■ What you are asked to do ■
Leave out the images and repeat the listing below without a single change.

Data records
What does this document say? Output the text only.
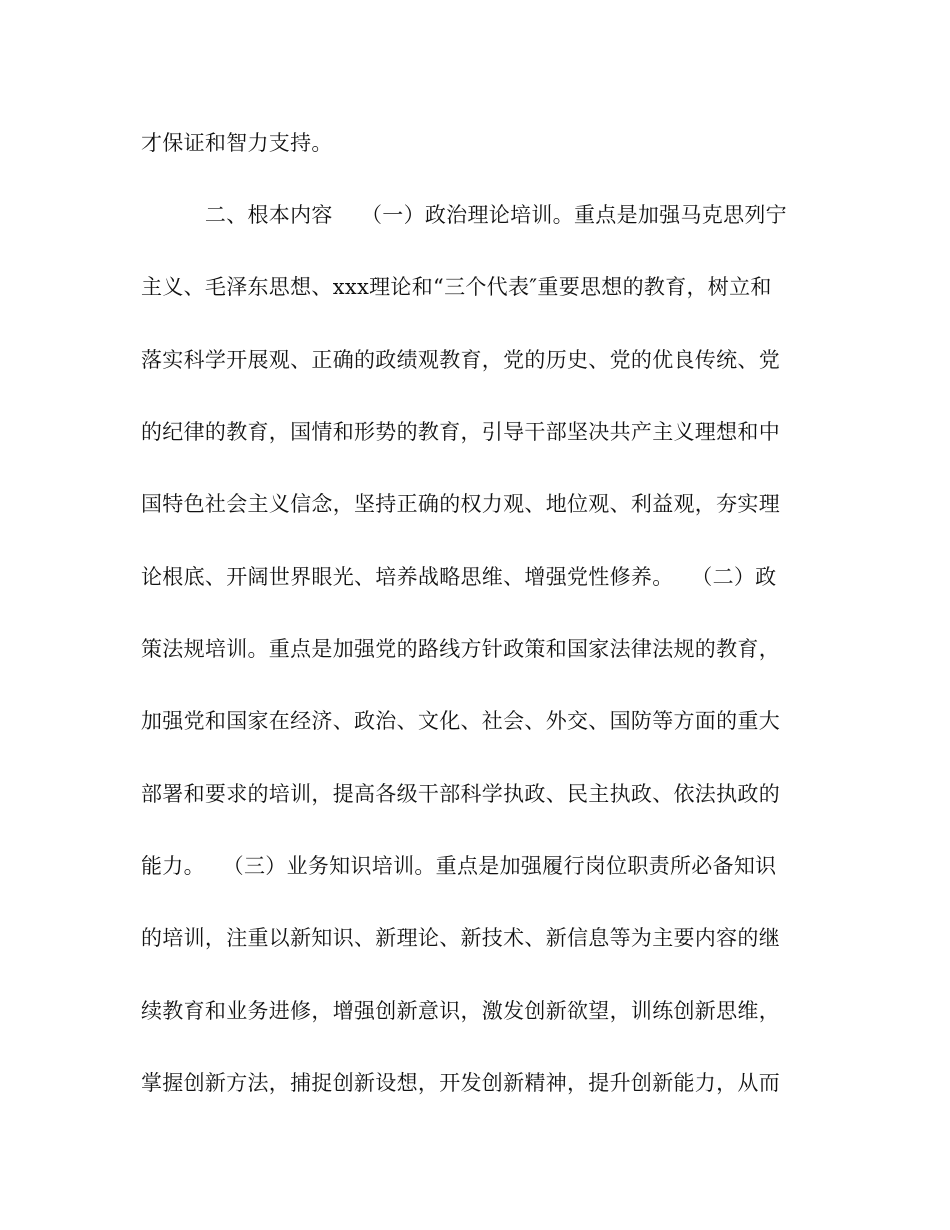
才保证和智力支持。
　　　二、根本内容　 （一）政治理论培训。重点是加强马克思列宁
主义、毛泽东思想、xxx理论和“三个代表″重要思想的教育，树立和
落实科学开展观、正确的政绩观教育，党的历史、党的优良传统、党
的纪律的教育，国情和形势的教育，引导干部坚决共产主义理想和中
国特色社会主义信念，坚持正确的权力观、地位观、利益观，夯实理
论根底、开阔世界眼光、培养战略思维、增强党性修养。　 （二）政
策法规培训。重点是加强党的路线方针政策和国家法律法规的教育，
加强党和国家在经济、政治、文化、社会、外交、国防等方面的重大
部署和要求的培训，提高各级干部科学执政、民主执政、依法执政的
能力。　 （三）业务知识培训。重点是加强履行岗位职责所必备知识
的培训，注重以新知识、新理论、新技术、新信息等为主要内容的继
续教育和业务进修，增强创新意识，激发创新欲望，训练创新思维，
掌握创新方法，捕捉创新设想，开发创新精神，提升创新能力，从而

■ Result for this exercise ■
What does this document say? Output the text only.
才保证和智力支持。
　　　二、根本内容　 （一）政治理论培训。重点是加强马克思列宁
主义、毛泽东思想、xxx理论和“三个代表″重要思想的教育，树立和
落实科学开展观、正确的政绩观教育，党的历史、党的优良传统、党
的纪律的教育，国情和形势的教育，引导干部坚决共产主义理想和中
国特色社会主义信念，坚持正确的权力观、地位观、利益观，夯实理
论根底、开阔世界眼光、培养战略思维、增强党性修养。　 （二）政
策法规培训。重点是加强党的路线方针政策和国家法律法规的教育，
加强党和国家在经济、政治、文化、社会、外交、国防等方面的重大
部署和要求的培训，提高各级干部科学执政、民主执政、依法执政的
能力。　 （三）业务知识培训。重点是加强履行岗位职责所必备知识
的培训，注重以新知识、新理论、新技术、新信息等为主要内容的继
续教育和业务进修，增强创新意识，激发创新欲望，训练创新思维，
掌握创新方法，捕捉创新设想，开发创新精神，提升创新能力，从而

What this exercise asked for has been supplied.